ENREGISTREMENTS AFFICHÉS:

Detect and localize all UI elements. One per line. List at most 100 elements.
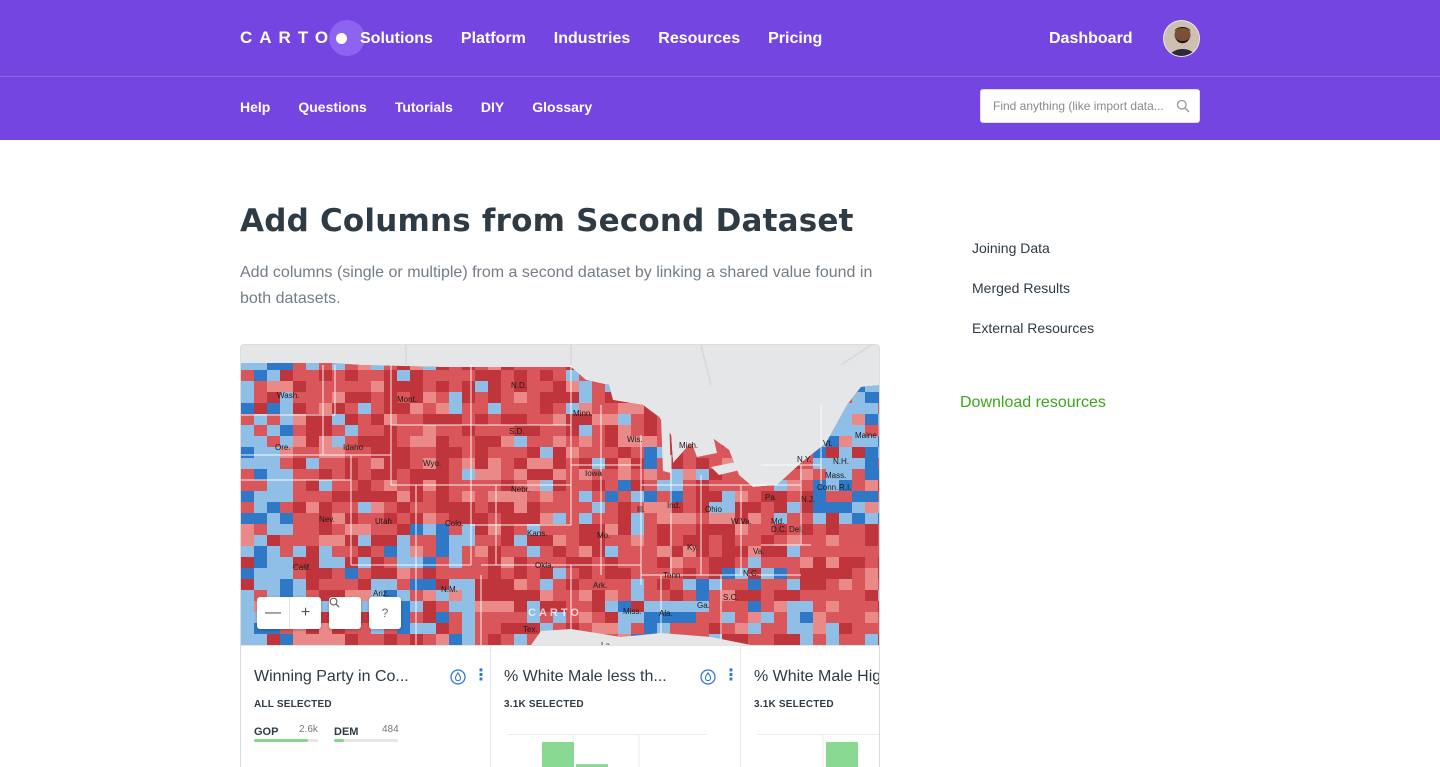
subnav-glossary[interactable]: Glossary [532, 97, 592, 117]
toc-external-resources[interactable]: External Resources [972, 318, 1094, 358]
nav-industries[interactable]: Industries [554, 28, 630, 50]
user-avatar[interactable] [1163, 20, 1200, 57]
widgets-panel: Winning Party in Co... ⋮ ALL SELECTED GO… [241, 645, 880, 767]
toc-merged-results[interactable]: Merged Results [972, 278, 1094, 318]
subnav-help[interactable]: Help [240, 97, 270, 117]
widget-white-male-less: % White Male less th... ⋮ 3.1K SELECTED [491, 646, 741, 767]
category-count: 484 [382, 724, 399, 735]
state-label: N.C. [743, 569, 759, 578]
state-label: Utah [375, 517, 392, 526]
widget-title: % White Male Hig [754, 668, 880, 685]
carto-logo[interactable]: CARTO [240, 20, 366, 56]
search-input[interactable] [981, 90, 1171, 122]
state-label: Ore. [275, 443, 291, 452]
state-label: Mo. [597, 531, 611, 540]
dashboard-link[interactable]: Dashboard [1049, 28, 1133, 50]
state-label: W.Va. [731, 517, 752, 526]
state-label: Tenn. [663, 571, 683, 580]
color-drop-icon[interactable] [700, 669, 716, 685]
state-label: Iowa [585, 469, 602, 478]
nav-resources[interactable]: Resources [658, 28, 740, 50]
state-label: Ark. [593, 581, 608, 590]
histogram-bar[interactable] [826, 742, 858, 767]
zoom-in-button[interactable]: + [289, 597, 321, 629]
nav-pricing[interactable]: Pricing [768, 28, 822, 50]
category-count: 2.6k [299, 724, 318, 735]
state-label: Del. [789, 525, 804, 534]
avatar-icon [1164, 21, 1199, 56]
subnav-questions[interactable]: Questions [298, 97, 366, 117]
choropleth-map[interactable]: Wash. Mont. N.D. Minn. Ore. Idaho S.D. Wis. Mich… [241, 345, 879, 645]
state-label: Wyo. [423, 459, 442, 468]
histogram-bar[interactable] [542, 742, 574, 767]
lake-ontario [761, 445, 793, 455]
histogram[interactable] [757, 734, 880, 767]
zoom-controls: — + [257, 597, 321, 629]
sub-nav: Help Questions Tutorials DIY Glossary [240, 97, 620, 117]
subnav-diy[interactable]: DIY [481, 97, 504, 117]
histogram[interactable] [507, 734, 707, 767]
widget-menu-icon[interactable]: ⋮ [473, 667, 489, 685]
map-embed: Wash. Mont. N.D. Minn. Ore. Idaho S.D. Wis. Mich… [240, 344, 880, 767]
search-icon [329, 597, 340, 608]
state-label: N.Y. [797, 455, 812, 464]
search-icon[interactable] [1176, 99, 1190, 113]
category-dem[interactable]: DEM 484 [334, 722, 399, 742]
state-label: Pa. [765, 493, 778, 502]
state-label: Mass. [825, 471, 847, 480]
category-bar [334, 739, 398, 742]
state-label: Maine [855, 431, 877, 440]
widget-title: % White Male less th... [504, 668, 667, 685]
state-label: Ill. [637, 505, 645, 514]
state-label: Va. [753, 547, 765, 556]
download-resources-link[interactable]: Download resources [960, 394, 1106, 412]
nav-solutions[interactable]: Solutions [360, 28, 433, 50]
subnav-tutorials[interactable]: Tutorials [395, 97, 453, 117]
state-label: Minn. [573, 409, 593, 418]
state-label: Miss. [623, 607, 642, 616]
map-watermark: CARTO [528, 607, 582, 619]
widget-white-male-high: % White Male Hig 3.1K SELECTED [741, 646, 880, 767]
nav-platform[interactable]: Platform [461, 28, 526, 50]
state-label: Colo. [445, 519, 464, 528]
widget-winning-party: Winning Party in Co... ⋮ ALL SELECTED GO… [241, 646, 491, 767]
state-label: N.H. [833, 457, 849, 466]
search-box [980, 89, 1200, 123]
state-label: S.D. [509, 427, 525, 436]
state-label: Wis. [627, 435, 643, 444]
widget-selection-status: 3.1K SELECTED [754, 699, 834, 710]
state-label: Calif. [293, 563, 312, 572]
state-label: Wash. [277, 391, 300, 400]
state-label: N.J. [801, 495, 816, 504]
state-label: N.M. [441, 585, 458, 594]
category-name: DEM [334, 726, 359, 738]
state-label: Kans. [527, 529, 548, 538]
state-label: Ind. [667, 501, 681, 510]
nav-divider [0, 76, 1440, 77]
state-label: Ga. [697, 601, 710, 610]
state-label: Nebr. [511, 485, 531, 494]
state-label: R.I. [839, 483, 852, 492]
map-search-button[interactable] [329, 597, 361, 629]
state-label: Nev. [319, 515, 335, 524]
state-label: N.D. [511, 381, 527, 390]
table-of-contents: Joining Data Merged Results External Res… [972, 238, 1094, 358]
color-drop-icon[interactable] [450, 669, 466, 685]
zoom-out-button[interactable]: — [257, 597, 289, 629]
toc-joining-data[interactable]: Joining Data [972, 238, 1094, 278]
state-label: Conn. [817, 483, 839, 492]
state-label: Ky. [687, 543, 698, 552]
category-gop[interactable]: GOP 2.6k [254, 722, 318, 742]
state-label: S.C. [723, 593, 739, 602]
widget-menu-icon[interactable]: ⋮ [723, 667, 739, 685]
state-label: Okla. [535, 561, 554, 570]
page-subtitle: Add columns (single or multiple) from a … [240, 264, 873, 307]
state-label: Mich. [679, 441, 699, 450]
top-navbar: CARTO Solutions Platform Industries Reso… [0, 0, 1440, 140]
main-nav: Solutions Platform Industries Resources … [360, 28, 850, 50]
state-label: Vt. [823, 439, 833, 448]
category-name: GOP [254, 726, 279, 738]
state-label: D.C. [771, 525, 787, 534]
widget-title: Winning Party in Co... [254, 668, 409, 685]
map-help-button[interactable]: ? [369, 597, 401, 629]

CONSIGNE: Recopiez à l'identique toutes les lignes des enregistrements ci-dessus, sans y inclure les images.

EN RÉPONSE:
Detect and localize all UI elements. One per line. List at most 100 elements.
subnav-glossary[interactable]: Glossary [532, 97, 592, 117]
toc-external-resources[interactable]: External Resources [972, 318, 1094, 358]
nav-industries[interactable]: Industries [554, 28, 630, 50]
user-avatar[interactable] [1163, 20, 1200, 57]
widgets-panel: Winning Party in Co... ⋮ ALL SELECTED GO… [241, 645, 880, 767]
toc-merged-results[interactable]: Merged Results [972, 278, 1094, 318]
subnav-help[interactable]: Help [240, 97, 270, 117]
widget-white-male-less: % White Male less th... ⋮ 3.1K SELECTED [491, 646, 741, 767]
category-count: 484 [382, 724, 399, 735]
state-label: N.C. [743, 569, 759, 578]
state-label: Utah [375, 517, 392, 526]
widget-title: % White Male Hig [754, 668, 880, 685]
carto-logo[interactable]: CARTO [240, 20, 366, 56]
search-input[interactable] [981, 90, 1171, 122]
state-label: Ore. [275, 443, 291, 452]
state-label: Mo. [597, 531, 611, 540]
dashboard-link[interactable]: Dashboard [1049, 28, 1133, 50]
state-label: W.Va. [731, 517, 752, 526]
state-label: Tenn. [663, 571, 683, 580]
color-drop-icon[interactable] [700, 669, 716, 685]
state-label: Iowa [585, 469, 602, 478]
nav-resources[interactable]: Resources [658, 28, 740, 50]
state-label: Ark. [593, 581, 608, 590]
histogram-bar[interactable] [826, 742, 858, 767]
zoom-in-button[interactable]: + [289, 597, 321, 629]
nav-pricing[interactable]: Pricing [768, 28, 822, 50]
category-count: 2.6k [299, 724, 318, 735]
state-label: Del. [789, 525, 804, 534]
avatar-icon [1164, 21, 1199, 56]
subnav-questions[interactable]: Questions [298, 97, 366, 117]
choropleth-map[interactable]: Wash. Mont. N.D. Minn. Ore. Idaho S.D. Wis. Mich… [241, 345, 879, 645]
state-label: Wyo. [423, 459, 442, 468]
histogram-bar[interactable] [542, 742, 574, 767]
lake-ontario [761, 445, 793, 455]
histogram[interactable] [757, 734, 880, 767]
zoom-controls: — + [257, 597, 321, 629]
sub-nav: Help Questions Tutorials DIY Glossary [240, 97, 620, 117]
subnav-diy[interactable]: DIY [481, 97, 504, 117]
histogram[interactable] [507, 734, 707, 767]
widget-menu-icon[interactable]: ⋮ [473, 667, 489, 685]
map-embed: Wash. Mont. N.D. Minn. Ore. Idaho S.D. Wis. Mich… [240, 344, 880, 767]
search-icon [329, 597, 340, 608]
state-label: N.Y. [797, 455, 812, 464]
search-icon[interactable] [1176, 99, 1190, 113]
category-dem[interactable]: DEM 484 [334, 722, 399, 742]
state-label: Pa. [765, 493, 778, 502]
state-label: Mass. [825, 471, 847, 480]
category-bar [334, 739, 398, 742]
state-label: Maine [855, 431, 877, 440]
widget-title: % White Male less th... [504, 668, 667, 685]
state-label: Ill. [637, 505, 645, 514]
state-label: Va. [753, 547, 765, 556]
download-resources-link[interactable]: Download resources [960, 394, 1106, 412]
nav-solutions[interactable]: Solutions [360, 28, 433, 50]
subnav-tutorials[interactable]: Tutorials [395, 97, 453, 117]
state-label: Minn. [573, 409, 593, 418]
state-label: Miss. [623, 607, 642, 616]
map-watermark: CARTO [528, 607, 582, 619]
widget-white-male-high: % White Male Hig 3.1K SELECTED [741, 646, 880, 767]
nav-platform[interactable]: Platform [461, 28, 526, 50]
state-label: Colo. [445, 519, 464, 528]
widget-winning-party: Winning Party in Co... ⋮ ALL SELECTED GO… [241, 646, 491, 767]
state-label: N.H. [833, 457, 849, 466]
search-box [980, 89, 1200, 123]
state-label: S.D. [509, 427, 525, 436]
state-label: Wis. [627, 435, 643, 444]
widget-selection-status: 3.1K SELECTED [754, 699, 834, 710]
state-label: Calif. [293, 563, 312, 572]
state-label: Wash. [277, 391, 300, 400]
state-label: N.J. [801, 495, 816, 504]
state-label: N.M. [441, 585, 458, 594]
category-name: DEM [334, 726, 359, 738]
state-label: Kans. [527, 529, 548, 538]
state-label: Ind. [667, 501, 681, 510]
nav-divider [0, 76, 1440, 77]
state-label: Ga. [697, 601, 710, 610]
state-label: Nebr. [511, 485, 531, 494]
state-label: R.I. [839, 483, 852, 492]
map-search-button[interactable] [329, 597, 361, 629]
state-label: Nev. [319, 515, 335, 524]
state-label: N.D. [511, 381, 527, 390]
table-of-contents: Joining Data Merged Results External Res… [972, 238, 1094, 358]
color-drop-icon[interactable] [450, 669, 466, 685]
zoom-out-button[interactable]: — [257, 597, 289, 629]
toc-joining-data[interactable]: Joining Data [972, 238, 1094, 278]
state-label: Conn. [817, 483, 839, 492]
state-label: Ky. [687, 543, 698, 552]
category-gop[interactable]: GOP 2.6k [254, 722, 318, 742]
state-label: S.C. [723, 593, 739, 602]
widget-menu-icon[interactable]: ⋮ [723, 667, 739, 685]
state-label: Okla. [535, 561, 554, 570]
page-subtitle: Add columns (single or multiple) from a … [240, 264, 873, 307]
state-label: Mich. [679, 441, 699, 450]
top-navbar: CARTO Solutions Platform Industries Reso… [0, 0, 1440, 140]
main-nav: Solutions Platform Industries Resources … [360, 28, 850, 50]
state-label: Vt. [823, 439, 833, 448]
category-name: GOP [254, 726, 279, 738]
state-label: D.C. [771, 525, 787, 534]
widget-title: Winning Party in Co... [254, 668, 409, 685]
map-help-button[interactable]: ? [369, 597, 401, 629]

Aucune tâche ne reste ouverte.